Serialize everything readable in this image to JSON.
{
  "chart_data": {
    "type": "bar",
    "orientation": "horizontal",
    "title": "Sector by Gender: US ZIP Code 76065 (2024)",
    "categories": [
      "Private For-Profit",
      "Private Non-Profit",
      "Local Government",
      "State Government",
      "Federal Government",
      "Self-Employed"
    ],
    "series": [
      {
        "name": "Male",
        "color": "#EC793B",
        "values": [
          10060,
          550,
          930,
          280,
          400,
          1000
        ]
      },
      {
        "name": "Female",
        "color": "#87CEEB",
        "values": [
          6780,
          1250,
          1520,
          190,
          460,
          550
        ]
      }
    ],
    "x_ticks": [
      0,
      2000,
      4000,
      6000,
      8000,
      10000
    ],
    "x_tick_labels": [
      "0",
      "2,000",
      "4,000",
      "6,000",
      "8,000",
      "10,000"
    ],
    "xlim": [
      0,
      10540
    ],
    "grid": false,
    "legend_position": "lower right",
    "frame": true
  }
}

• [What you have to do] Where a line contains "Government", copy that line.

• [Result for this exercise]
      "Local Government",
      "State Government",
      "Federal Government",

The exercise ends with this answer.